## TASK INSTRUCTIONS
Transcribe all of the material below word for word and leave out its pictures.

= = = =

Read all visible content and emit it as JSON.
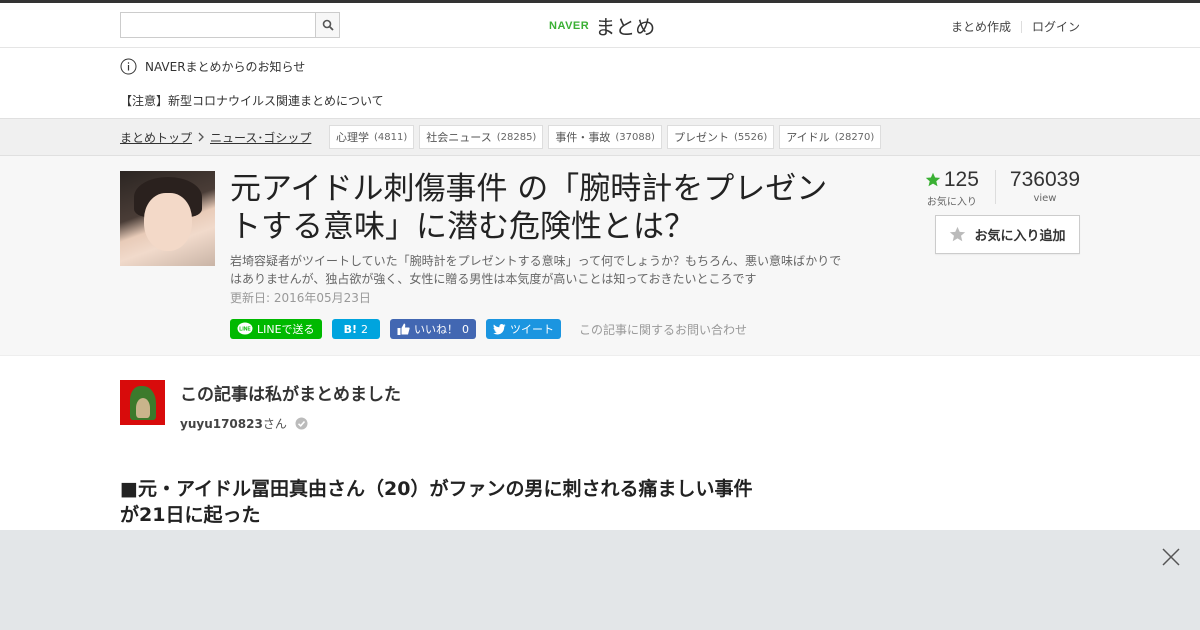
{
  "header": {
    "search_placeholder": "",
    "logo_brand": "NAVER",
    "logo_name": "まとめ",
    "links": [
      "まとめ作成",
      "ログイン"
    ]
  },
  "notice": {
    "title": "NAVERまとめからのお知らせ",
    "message": "【注意】新型コロナウイルス関連まとめについて"
  },
  "breadcrumb": {
    "items": [
      "まとめトップ",
      "ニュース･ゴシップ"
    ],
    "tags": [
      {
        "label": "心理学",
        "count": "(4811)"
      },
      {
        "label": "社会ニュース",
        "count": "(28285)"
      },
      {
        "label": "事件・事故",
        "count": "(37088)"
      },
      {
        "label": "プレゼント",
        "count": "(5526)"
      },
      {
        "label": "アイドル",
        "count": "(28270)"
      }
    ]
  },
  "article": {
    "title": "元アイドル刺傷事件 の「腕時計をプレゼントする意味」に潜む危険性とは？",
    "description": "岩埼容疑者がツイートしていた「腕時計をプレゼントする意味」って何でしょうか？もちろん、悪い意味ばかりではありませんが、独占欲が強く、女性に贈る男性は本気度が高いことは知っておきたいところです",
    "updated": "更新日: 2016年05月23日",
    "social": {
      "line": "LINEで送る",
      "hatena_count": "2",
      "fb_label": "いいね！",
      "fb_count": "0",
      "tweet": "ツイート",
      "contact": "この記事に関するお問い合わせ"
    },
    "stats": {
      "favorites": "125",
      "favorites_label": "お気に入り",
      "views": "736039",
      "views_label": "view"
    },
    "fav_button": "お気に入り追加"
  },
  "author": {
    "heading": "この記事は私がまとめました",
    "name": "yuyu170823",
    "suffix": "さん"
  },
  "section_heading": "■元・アイドル冨田真由さん（20）がファンの男に刺される痛ましい事件が21日に起った",
  "colors": {
    "naver_green": "#3ab034",
    "line_green": "#00b900",
    "hatena_blue": "#00a4de",
    "fb_blue": "#4267b2",
    "twitter_blue": "#1b95e0",
    "star_green": "#3ab034"
  }
}
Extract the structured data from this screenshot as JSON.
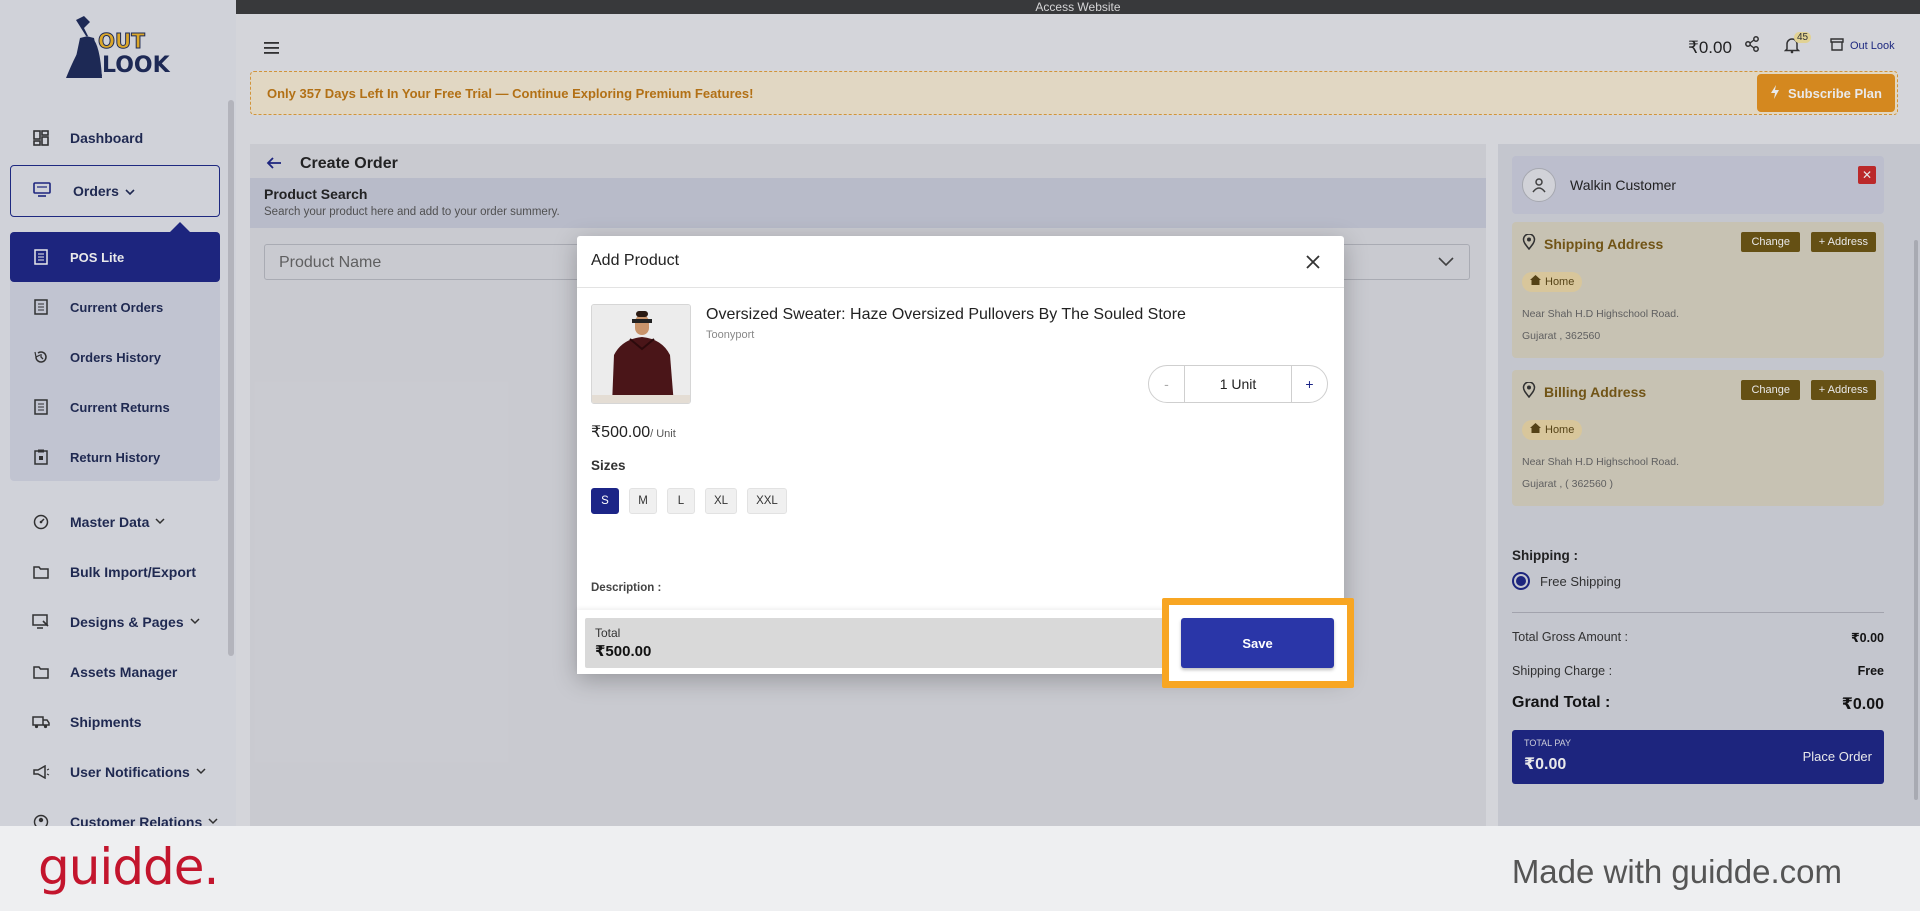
{
  "top_strip": {
    "text": "Access Website"
  },
  "brand": {
    "logo_text_top": "OUT",
    "logo_text_bottom": "LOOK"
  },
  "sidebar": {
    "items_top": [
      {
        "label": "Dashboard",
        "icon": "dashboard-icon"
      }
    ],
    "orders": {
      "label": "Orders",
      "icon": "monitor-icon"
    },
    "submenu": [
      {
        "label": "POS Lite",
        "icon": "list-icon",
        "active": true
      },
      {
        "label": "Current Orders",
        "icon": "list-icon"
      },
      {
        "label": "Orders History",
        "icon": "history-icon"
      },
      {
        "label": "Current Returns",
        "icon": "list-icon"
      },
      {
        "label": "Return History",
        "icon": "clipboard-icon"
      }
    ],
    "items": [
      {
        "label": "Master Data",
        "icon": "gauge-icon",
        "has_chevron": true
      },
      {
        "label": "Bulk Import/Export",
        "icon": "folder-icon"
      },
      {
        "label": "Designs & Pages",
        "icon": "design-icon",
        "has_chevron": true
      },
      {
        "label": "Assets Manager",
        "icon": "folder-icon"
      },
      {
        "label": "Shipments",
        "icon": "truck-icon"
      },
      {
        "label": "User Notifications",
        "icon": "megaphone-icon",
        "has_chevron": true
      },
      {
        "label": "Customer Relations",
        "icon": "customer-icon",
        "has_chevron": true
      }
    ]
  },
  "header": {
    "balance": "₹0.00",
    "notification_count": "45",
    "store_name": "Out Look"
  },
  "trial_banner": {
    "text": "Only 357 Days Left In Your Free Trial — Continue Exploring Premium Features!",
    "subscribe_label": "Subscribe Plan"
  },
  "create_order": {
    "title": "Create Order",
    "search_title": "Product Search",
    "search_subtitle": "Search your product here and add to your order summery.",
    "product_placeholder": "Product Name"
  },
  "customer_panel": {
    "customer_name": "Walkin Customer",
    "shipping_address": {
      "title": "Shipping Address",
      "change_label": "Change",
      "add_label": "+ Address",
      "tag": "Home",
      "line1": "Near Shah H.D Highschool Road.",
      "line2": "Gujarat , 362560"
    },
    "billing_address": {
      "title": "Billing Address",
      "change_label": "Change",
      "add_label": "+ Address",
      "tag": "Home",
      "line1": "Near Shah H.D Highschool Road.",
      "line2": "Gujarat , ( 362560 )"
    },
    "shipping_label": "Shipping :",
    "shipping_option": "Free Shipping",
    "summary": {
      "gross_label": "Total Gross Amount :",
      "gross_value": "₹0.00",
      "charge_label": "Shipping Charge :",
      "charge_value": "Free",
      "grand_label": "Grand Total :",
      "grand_value": "₹0.00"
    },
    "pay": {
      "label": "TOTAL PAY",
      "amount": "₹0.00",
      "button": "Place Order"
    }
  },
  "modal": {
    "title": "Add Product",
    "product_name": "Oversized Sweater: Haze Oversized Pullovers By The Souled Store",
    "brand": "Toonyport",
    "quantity": "1 Unit",
    "minus": "-",
    "plus": "+",
    "price": "₹500.00",
    "price_unit": "/ Unit",
    "sizes_label": "Sizes",
    "sizes": [
      "S",
      "M",
      "L",
      "XL",
      "XXL"
    ],
    "selected_size": "S",
    "description_label": "Description :",
    "total_label": "Total",
    "total_value": "₹500.00",
    "save_label": "Save"
  },
  "footer": {
    "logo": "guidde.",
    "made_with": "Made with guidde.com"
  },
  "colors": {
    "primary": "#1c2587",
    "highlight": "#f8a623",
    "trial": "#e8941d",
    "address_btn": "#6c5511",
    "brand_red": "#c3152d"
  }
}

= = = =

## FINISHED TASK
Read all visible content and emit it as JSON.
{
  "header": {
    "search_placeholder": "",
    "logo_brand": "NAVER",
    "logo_name": "まとめ",
    "links": [
      "まとめ作成",
      "ログイン"
    ]
  },
  "notice": {
    "title": "NAVERまとめからのお知らせ",
    "message": "【注意】新型コロナウイルス関連まとめについて"
  },
  "breadcrumb": {
    "items": [
      "まとめトップ",
      "ニュース･ゴシップ"
    ],
    "tags": [
      {
        "label": "心理学",
        "count": "(4811)"
      },
      {
        "label": "社会ニュース",
        "count": "(28285)"
      },
      {
        "label": "事件・事故",
        "count": "(37088)"
      },
      {
        "label": "プレゼント",
        "count": "(5526)"
      },
      {
        "label": "アイドル",
        "count": "(28270)"
      }
    ]
  },
  "article": {
    "title": "元アイドル刺傷事件 の「腕時計をプレゼントする意味」に潜む危険性とは？",
    "description": "岩埼容疑者がツイートしていた「腕時計をプレゼントする意味」って何でしょうか？もちろん、悪い意味ばかりではありませんが、独占欲が強く、女性に贈る男性は本気度が高いことは知っておきたいところです",
    "updated": "更新日: 2016年05月23日",
    "social": {
      "line": "LINEで送る",
      "hatena_count": "2",
      "fb_label": "いいね！",
      "fb_count": "0",
      "tweet": "ツイート",
      "contact": "この記事に関するお問い合わせ"
    },
    "stats": {
      "favorites": "125",
      "favorites_label": "お気に入り",
      "views": "736039",
      "views_label": "view"
    },
    "fav_button": "お気に入り追加"
  },
  "author": {
    "heading": "この記事は私がまとめました",
    "name": "yuyu170823",
    "suffix": "さん"
  },
  "section_heading": "■元・アイドル冨田真由さん（20）がファンの男に刺される痛ましい事件が21日に起った",
  "colors": {
    "naver_green": "#3ab034",
    "line_green": "#00b900",
    "hatena_blue": "#00a4de",
    "fb_blue": "#4267b2",
    "twitter_blue": "#1b95e0",
    "star_green": "#3ab034"
  }
}
Extract the structured data from this screenshot as JSON.
{
  "top_strip": {
    "text": "Access Website"
  },
  "brand": {
    "logo_text_top": "OUT",
    "logo_text_bottom": "LOOK"
  },
  "sidebar": {
    "items_top": [
      {
        "label": "Dashboard",
        "icon": "dashboard-icon"
      }
    ],
    "orders": {
      "label": "Orders",
      "icon": "monitor-icon"
    },
    "submenu": [
      {
        "label": "POS Lite",
        "icon": "list-icon",
        "active": true
      },
      {
        "label": "Current Orders",
        "icon": "list-icon"
      },
      {
        "label": "Orders History",
        "icon": "history-icon"
      },
      {
        "label": "Current Returns",
        "icon": "list-icon"
      },
      {
        "label": "Return History",
        "icon": "clipboard-icon"
      }
    ],
    "items": [
      {
        "label": "Master Data",
        "icon": "gauge-icon",
        "has_chevron": true
      },
      {
        "label": "Bulk Import/Export",
        "icon": "folder-icon"
      },
      {
        "label": "Designs & Pages",
        "icon": "design-icon",
        "has_chevron": true
      },
      {
        "label": "Assets Manager",
        "icon": "folder-icon"
      },
      {
        "label": "Shipments",
        "icon": "truck-icon"
      },
      {
        "label": "User Notifications",
        "icon": "megaphone-icon",
        "has_chevron": true
      },
      {
        "label": "Customer Relations",
        "icon": "customer-icon",
        "has_chevron": true
      }
    ]
  },
  "header": {
    "balance": "₹0.00",
    "notification_count": "45",
    "store_name": "Out Look"
  },
  "trial_banner": {
    "text": "Only 357 Days Left In Your Free Trial — Continue Exploring Premium Features!",
    "subscribe_label": "Subscribe Plan"
  },
  "create_order": {
    "title": "Create Order",
    "search_title": "Product Search",
    "search_subtitle": "Search your product here and add to your order summery.",
    "product_placeholder": "Product Name"
  },
  "customer_panel": {
    "customer_name": "Walkin Customer",
    "shipping_address": {
      "title": "Shipping Address",
      "change_label": "Change",
      "add_label": "+ Address",
      "tag": "Home",
      "line1": "Near Shah H.D Highschool Road.",
      "line2": "Gujarat , 362560"
    },
    "billing_address": {
      "title": "Billing Address",
      "change_label": "Change",
      "add_label": "+ Address",
      "tag": "Home",
      "line1": "Near Shah H.D Highschool Road.",
      "line2": "Gujarat , ( 362560 )"
    },
    "shipping_label": "Shipping :",
    "shipping_option": "Free Shipping",
    "summary": {
      "gross_label": "Total Gross Amount :",
      "gross_value": "₹0.00",
      "charge_label": "Shipping Charge :",
      "charge_value": "Free",
      "grand_label": "Grand Total :",
      "grand_value": "₹0.00"
    },
    "pay": {
      "label": "TOTAL PAY",
      "amount": "₹0.00",
      "button": "Place Order"
    }
  },
  "modal": {
    "title": "Add Product",
    "product_name": "Oversized Sweater: Haze Oversized Pullovers By The Souled Store",
    "brand": "Toonyport",
    "quantity": "1 Unit",
    "minus": "-",
    "plus": "+",
    "price": "₹500.00",
    "price_unit": "/ Unit",
    "sizes_label": "Sizes",
    "sizes": [
      "S",
      "M",
      "L",
      "XL",
      "XXL"
    ],
    "selected_size": "S",
    "description_label": "Description :",
    "total_label": "Total",
    "total_value": "₹500.00",
    "save_label": "Save"
  },
  "footer": {
    "logo": "guidde.",
    "made_with": "Made with guidde.com"
  },
  "colors": {
    "primary": "#1c2587",
    "highlight": "#f8a623",
    "trial": "#e8941d",
    "address_btn": "#6c5511",
    "brand_red": "#c3152d"
  }
}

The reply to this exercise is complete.